▸ **Problems to work on**:
A. Answer these questions using the passage on genes and development:
(i) What fraction of the known high-intelligence mutations does Harmon have?
(ii) In which newspaper was the understatement about DNA printed?
(iii) What do our limitations come out of?
B. Extract the stretch from "Except for extreme" through "is our lives." from the passage on genes and development, copying it without any change.

▸ **Document segment**:
=======
In other words, there is no nature vs. nurture. There is only there is only n N u A r T t U u R r E e , a tangled fusion of the two, inextricably intertwined, catalyzing one another.

So when someone says that DNA is not definitive, that may be the most profound understatement printed in the New York Times all year. When Harmon reveals that she has half the known high-intelligence mutations, this actually tells her absolutely nothing about her intelligence capabilities. Intelligence is something that comes out of a developmental process; it is not an innate ability.

Except for extreme and very limited cases, genes do not limit what we can become. They play an important role, but there's actually no evidence that they set true upper or lower limits on our capabilities. To the contrary, all the evidence seems to indicate that our limitations come out of the developmental process that is our lives.
=======
▸ **Page layout parsing data**:
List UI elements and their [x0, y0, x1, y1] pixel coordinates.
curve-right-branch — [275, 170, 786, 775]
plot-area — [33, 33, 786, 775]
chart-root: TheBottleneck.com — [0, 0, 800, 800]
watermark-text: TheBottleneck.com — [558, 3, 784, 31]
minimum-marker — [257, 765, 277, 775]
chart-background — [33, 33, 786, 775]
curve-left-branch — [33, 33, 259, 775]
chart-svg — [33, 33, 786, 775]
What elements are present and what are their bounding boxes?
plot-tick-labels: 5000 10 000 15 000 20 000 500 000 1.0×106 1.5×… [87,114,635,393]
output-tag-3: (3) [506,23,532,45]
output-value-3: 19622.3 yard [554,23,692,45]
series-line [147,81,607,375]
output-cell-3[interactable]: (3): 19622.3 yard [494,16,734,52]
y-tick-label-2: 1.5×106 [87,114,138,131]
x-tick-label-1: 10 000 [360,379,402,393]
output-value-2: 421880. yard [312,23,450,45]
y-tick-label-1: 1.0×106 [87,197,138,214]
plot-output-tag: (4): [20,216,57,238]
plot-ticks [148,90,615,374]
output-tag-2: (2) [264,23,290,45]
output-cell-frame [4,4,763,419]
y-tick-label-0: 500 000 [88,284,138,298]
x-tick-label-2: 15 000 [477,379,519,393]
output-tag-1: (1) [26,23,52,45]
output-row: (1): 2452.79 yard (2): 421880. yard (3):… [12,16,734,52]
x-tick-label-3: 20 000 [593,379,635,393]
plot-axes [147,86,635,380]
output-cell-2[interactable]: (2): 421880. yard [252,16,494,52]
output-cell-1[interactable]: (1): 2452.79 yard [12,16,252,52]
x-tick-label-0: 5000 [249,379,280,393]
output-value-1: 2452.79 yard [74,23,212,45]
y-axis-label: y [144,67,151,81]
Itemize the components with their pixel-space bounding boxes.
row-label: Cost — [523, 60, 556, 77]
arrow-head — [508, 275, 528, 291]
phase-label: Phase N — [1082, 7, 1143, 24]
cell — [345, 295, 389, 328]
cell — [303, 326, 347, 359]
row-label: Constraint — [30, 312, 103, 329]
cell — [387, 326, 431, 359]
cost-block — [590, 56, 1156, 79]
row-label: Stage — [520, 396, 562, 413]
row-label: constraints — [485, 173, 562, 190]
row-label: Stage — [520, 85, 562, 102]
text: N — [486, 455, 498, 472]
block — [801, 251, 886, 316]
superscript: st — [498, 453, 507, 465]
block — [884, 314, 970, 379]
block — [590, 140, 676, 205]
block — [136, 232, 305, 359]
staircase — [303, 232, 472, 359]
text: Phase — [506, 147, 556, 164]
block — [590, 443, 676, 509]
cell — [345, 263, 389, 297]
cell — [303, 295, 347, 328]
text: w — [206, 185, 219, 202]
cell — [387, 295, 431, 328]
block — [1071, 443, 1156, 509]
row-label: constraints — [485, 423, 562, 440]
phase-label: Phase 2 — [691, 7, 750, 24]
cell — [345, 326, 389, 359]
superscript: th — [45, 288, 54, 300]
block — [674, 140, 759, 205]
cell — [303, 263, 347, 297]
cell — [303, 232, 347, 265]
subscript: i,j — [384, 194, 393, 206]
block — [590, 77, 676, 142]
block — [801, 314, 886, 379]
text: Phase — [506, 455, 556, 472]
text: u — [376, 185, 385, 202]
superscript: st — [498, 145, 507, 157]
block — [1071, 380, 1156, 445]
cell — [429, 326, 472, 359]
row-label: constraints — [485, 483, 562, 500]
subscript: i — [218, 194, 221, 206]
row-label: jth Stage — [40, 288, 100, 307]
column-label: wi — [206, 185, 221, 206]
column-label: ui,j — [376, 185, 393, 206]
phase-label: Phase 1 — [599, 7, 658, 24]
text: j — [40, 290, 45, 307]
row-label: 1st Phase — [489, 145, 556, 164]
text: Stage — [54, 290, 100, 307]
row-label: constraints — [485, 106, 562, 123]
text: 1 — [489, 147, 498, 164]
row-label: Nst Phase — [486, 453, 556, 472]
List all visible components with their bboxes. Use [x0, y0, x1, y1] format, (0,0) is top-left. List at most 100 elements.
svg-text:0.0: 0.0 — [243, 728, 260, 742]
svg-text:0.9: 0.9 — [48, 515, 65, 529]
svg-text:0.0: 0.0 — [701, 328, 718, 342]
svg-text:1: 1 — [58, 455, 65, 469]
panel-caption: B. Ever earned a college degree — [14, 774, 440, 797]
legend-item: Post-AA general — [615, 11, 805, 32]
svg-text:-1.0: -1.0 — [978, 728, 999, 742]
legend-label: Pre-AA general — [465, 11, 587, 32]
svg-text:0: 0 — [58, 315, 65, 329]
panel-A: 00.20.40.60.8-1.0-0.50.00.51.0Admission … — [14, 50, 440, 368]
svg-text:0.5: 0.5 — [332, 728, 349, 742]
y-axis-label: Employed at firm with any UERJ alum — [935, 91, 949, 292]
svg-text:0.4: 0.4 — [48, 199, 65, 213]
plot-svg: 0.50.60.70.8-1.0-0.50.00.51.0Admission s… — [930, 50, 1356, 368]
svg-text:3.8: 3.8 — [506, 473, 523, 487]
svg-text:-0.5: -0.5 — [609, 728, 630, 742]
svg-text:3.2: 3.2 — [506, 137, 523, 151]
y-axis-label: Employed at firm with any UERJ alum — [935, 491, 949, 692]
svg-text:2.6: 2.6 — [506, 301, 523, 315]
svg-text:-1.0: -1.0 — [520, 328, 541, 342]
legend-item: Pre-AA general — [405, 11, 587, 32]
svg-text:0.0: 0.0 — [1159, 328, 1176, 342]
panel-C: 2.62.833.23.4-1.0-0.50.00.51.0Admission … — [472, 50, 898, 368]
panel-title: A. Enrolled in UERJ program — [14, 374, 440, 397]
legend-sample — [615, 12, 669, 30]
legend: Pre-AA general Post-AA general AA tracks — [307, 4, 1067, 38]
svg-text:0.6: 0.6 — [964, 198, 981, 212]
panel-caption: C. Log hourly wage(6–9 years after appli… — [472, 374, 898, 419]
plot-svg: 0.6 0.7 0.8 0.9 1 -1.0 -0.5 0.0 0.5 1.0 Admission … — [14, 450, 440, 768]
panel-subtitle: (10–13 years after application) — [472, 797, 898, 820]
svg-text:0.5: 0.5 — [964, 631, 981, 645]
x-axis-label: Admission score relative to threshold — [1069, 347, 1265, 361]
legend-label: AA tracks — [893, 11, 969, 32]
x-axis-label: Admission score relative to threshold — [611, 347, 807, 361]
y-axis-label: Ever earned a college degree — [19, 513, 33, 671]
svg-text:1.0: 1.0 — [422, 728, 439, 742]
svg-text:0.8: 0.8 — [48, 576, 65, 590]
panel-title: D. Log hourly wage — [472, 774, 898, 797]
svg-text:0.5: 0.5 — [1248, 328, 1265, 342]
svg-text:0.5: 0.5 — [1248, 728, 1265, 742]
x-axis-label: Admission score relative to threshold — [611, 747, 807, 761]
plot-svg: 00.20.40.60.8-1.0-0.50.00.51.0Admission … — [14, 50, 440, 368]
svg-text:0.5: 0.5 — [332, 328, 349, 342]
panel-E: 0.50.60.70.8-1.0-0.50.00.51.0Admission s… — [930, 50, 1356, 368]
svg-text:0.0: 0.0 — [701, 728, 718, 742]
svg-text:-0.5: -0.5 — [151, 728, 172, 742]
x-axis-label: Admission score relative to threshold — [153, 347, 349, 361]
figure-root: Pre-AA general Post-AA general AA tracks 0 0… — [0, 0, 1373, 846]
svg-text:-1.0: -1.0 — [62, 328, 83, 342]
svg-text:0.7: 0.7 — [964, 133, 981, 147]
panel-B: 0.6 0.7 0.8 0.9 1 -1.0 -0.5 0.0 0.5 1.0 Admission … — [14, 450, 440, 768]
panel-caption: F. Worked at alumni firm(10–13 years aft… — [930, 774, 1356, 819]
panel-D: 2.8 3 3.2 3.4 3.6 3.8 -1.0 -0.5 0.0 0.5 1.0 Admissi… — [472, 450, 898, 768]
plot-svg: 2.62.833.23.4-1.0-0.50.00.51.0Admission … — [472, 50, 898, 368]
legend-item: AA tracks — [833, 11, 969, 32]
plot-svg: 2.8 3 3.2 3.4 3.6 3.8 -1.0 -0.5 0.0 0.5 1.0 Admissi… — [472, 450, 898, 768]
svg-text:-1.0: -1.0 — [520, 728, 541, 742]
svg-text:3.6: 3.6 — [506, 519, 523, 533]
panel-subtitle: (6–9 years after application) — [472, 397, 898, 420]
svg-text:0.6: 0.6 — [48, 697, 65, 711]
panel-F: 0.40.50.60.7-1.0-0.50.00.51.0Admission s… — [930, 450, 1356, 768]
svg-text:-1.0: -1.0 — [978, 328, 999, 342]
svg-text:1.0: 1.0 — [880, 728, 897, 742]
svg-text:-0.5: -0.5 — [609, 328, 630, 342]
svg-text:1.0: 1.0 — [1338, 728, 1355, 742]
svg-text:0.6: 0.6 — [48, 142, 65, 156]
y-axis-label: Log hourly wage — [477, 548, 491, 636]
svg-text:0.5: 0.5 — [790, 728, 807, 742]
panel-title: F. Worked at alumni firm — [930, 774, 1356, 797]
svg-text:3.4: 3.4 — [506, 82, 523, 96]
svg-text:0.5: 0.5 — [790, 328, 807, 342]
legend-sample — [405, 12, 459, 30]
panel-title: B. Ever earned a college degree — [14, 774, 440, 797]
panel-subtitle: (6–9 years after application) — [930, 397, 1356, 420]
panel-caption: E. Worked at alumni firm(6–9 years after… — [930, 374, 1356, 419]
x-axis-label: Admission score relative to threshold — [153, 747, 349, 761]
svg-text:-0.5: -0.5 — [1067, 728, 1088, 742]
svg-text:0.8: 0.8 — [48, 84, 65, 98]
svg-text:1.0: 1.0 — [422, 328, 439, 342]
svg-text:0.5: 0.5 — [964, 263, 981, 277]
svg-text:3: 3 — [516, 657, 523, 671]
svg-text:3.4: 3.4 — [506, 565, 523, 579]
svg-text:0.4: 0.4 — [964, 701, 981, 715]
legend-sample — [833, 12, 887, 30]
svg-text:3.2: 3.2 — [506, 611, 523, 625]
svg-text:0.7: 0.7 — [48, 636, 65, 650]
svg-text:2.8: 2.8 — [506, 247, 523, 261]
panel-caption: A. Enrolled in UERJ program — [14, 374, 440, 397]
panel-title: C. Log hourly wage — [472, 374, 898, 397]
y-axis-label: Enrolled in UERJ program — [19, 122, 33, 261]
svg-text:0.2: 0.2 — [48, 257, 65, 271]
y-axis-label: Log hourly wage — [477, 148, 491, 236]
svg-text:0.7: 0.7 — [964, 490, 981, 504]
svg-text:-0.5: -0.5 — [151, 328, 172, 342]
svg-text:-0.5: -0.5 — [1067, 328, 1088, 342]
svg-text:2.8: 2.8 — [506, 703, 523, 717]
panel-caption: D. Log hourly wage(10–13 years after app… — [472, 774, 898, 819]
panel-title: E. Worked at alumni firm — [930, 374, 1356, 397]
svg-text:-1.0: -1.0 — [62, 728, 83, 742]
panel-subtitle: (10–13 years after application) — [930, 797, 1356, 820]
=======
▸ **Solutions to the problems**:
A.
(i) Half.
(ii) The New York Times.
(iii) The developmental process that is our lives.

B.
Except for extreme and very limited cases, genes do not limit what we can become. They play an important role, but there's actually no evidence that they set true upper or lower limits on our capabilities. To the contrary, all the evidence seems to indicate that our limitations come out of the developmental process that is our lives.